[Reading passage — start]

Residual instability following anterior cruciate ligament (ACL) reconstruction is associated with disruption of the anterolateral complex (ALC). Our goal was to conduct a randomized controlled trial comparing the effectiveness of modified Iliotibial tenodesis (MITBT) versus lateral extracapsular tenodesis (LET) to correct this residual instability.

Methods

Group 1 underwent MITBT, Group 2 LET, added to the ACL reconstruction. Outcomes of interest were Tegner activity Scores (TAS), international knee documentation committee score (IKDC), knee osteoarthritis outcome score (KOOS), ACL related quality of life (ACL QoL), recurrent ACL rupture and meniscal tears. Follow-up was 2 years. Statistical analysis used chi-squared tests, frequency statistics and generalized linear models. We have followed the guidelines outlined in the CONSORT statement.

Results

A total of 164 patients were randomized, 84 to Group 1, 80 to Group 2. Group 1 had higher TAS than Group 2, at 2 years (median 8, range 7–10 vs. median 7, range 5–9, P<0.001). Group 1 had higher ACL QoL scores at 1 and 2 years post-surgery (82.1, SD2.7 vs. 67.9, SD 4.0, P< 0.001 and 82.5, SD 2.6 vs. 68.8, SD 3.8, P<0.001, respectively), and higher KOOS Sport/recreation subscale at both 1 and 2 years (91.5, SD4.3 vs. 78.3, SD7.9, P<0.001 and 91.8, SD4.8 vs. 80.4, SD 9.5, P<0.001). Risk of recurrent ACL rupture (0% vs. 5%, P = 0.040–0.05) and medial meniscal tear (2.4% vs. 14%, P = 0.007–0.02) were lower in Group 1.

[Reading passage — finish]
[Given information — start]

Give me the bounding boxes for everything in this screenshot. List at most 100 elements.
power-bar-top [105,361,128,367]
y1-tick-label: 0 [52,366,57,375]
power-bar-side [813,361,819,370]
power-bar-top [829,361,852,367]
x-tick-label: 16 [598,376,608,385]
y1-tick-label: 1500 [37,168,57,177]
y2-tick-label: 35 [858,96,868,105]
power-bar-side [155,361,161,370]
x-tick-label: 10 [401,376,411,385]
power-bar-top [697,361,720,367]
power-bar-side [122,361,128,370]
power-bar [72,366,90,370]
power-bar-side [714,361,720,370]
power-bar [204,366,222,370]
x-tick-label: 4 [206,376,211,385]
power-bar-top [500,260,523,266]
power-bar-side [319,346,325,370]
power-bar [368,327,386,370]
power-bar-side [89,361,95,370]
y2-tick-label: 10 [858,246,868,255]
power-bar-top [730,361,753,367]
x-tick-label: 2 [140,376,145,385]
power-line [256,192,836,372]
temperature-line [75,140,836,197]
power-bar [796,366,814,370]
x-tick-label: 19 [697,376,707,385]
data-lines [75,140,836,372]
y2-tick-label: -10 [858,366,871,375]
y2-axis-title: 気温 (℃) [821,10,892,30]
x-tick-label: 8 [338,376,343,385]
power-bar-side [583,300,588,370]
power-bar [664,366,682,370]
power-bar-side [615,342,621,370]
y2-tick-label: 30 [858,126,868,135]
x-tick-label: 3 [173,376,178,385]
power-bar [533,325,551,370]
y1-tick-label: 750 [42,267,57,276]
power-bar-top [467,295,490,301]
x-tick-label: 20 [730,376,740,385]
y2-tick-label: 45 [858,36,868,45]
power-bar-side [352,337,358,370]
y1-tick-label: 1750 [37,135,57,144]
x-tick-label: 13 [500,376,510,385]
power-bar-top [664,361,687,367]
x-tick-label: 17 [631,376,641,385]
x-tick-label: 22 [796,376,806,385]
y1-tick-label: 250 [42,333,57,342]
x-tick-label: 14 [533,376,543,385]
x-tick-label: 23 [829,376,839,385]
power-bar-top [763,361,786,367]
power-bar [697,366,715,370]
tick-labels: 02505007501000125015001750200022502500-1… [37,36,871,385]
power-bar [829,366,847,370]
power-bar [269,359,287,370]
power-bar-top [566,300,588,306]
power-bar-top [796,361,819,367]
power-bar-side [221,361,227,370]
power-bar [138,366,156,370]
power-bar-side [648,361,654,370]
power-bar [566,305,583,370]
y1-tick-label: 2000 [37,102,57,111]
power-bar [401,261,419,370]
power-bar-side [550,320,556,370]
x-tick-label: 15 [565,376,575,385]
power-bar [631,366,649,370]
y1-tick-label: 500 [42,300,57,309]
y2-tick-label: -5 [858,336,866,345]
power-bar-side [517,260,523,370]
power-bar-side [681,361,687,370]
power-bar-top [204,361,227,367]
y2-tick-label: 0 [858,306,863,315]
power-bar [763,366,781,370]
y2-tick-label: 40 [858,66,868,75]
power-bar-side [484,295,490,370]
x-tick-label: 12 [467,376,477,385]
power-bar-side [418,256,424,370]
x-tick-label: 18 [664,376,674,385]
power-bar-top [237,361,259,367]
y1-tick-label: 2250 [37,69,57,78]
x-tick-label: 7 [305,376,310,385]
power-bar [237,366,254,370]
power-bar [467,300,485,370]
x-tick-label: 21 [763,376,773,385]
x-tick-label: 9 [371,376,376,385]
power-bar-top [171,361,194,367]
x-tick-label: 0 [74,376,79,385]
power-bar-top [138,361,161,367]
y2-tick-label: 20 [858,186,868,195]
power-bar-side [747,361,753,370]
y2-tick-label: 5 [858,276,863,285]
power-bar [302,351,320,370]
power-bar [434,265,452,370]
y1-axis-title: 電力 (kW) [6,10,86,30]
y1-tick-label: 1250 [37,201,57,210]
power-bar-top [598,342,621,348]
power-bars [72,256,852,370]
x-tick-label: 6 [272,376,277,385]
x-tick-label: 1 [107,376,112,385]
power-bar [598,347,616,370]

[Given information — finish]

### [About this task]
In the ACL reconstruction trial text, how many patients were randomized to the group that underwent modified iliotibial tenodesis?

### [Answer below]
84 patients.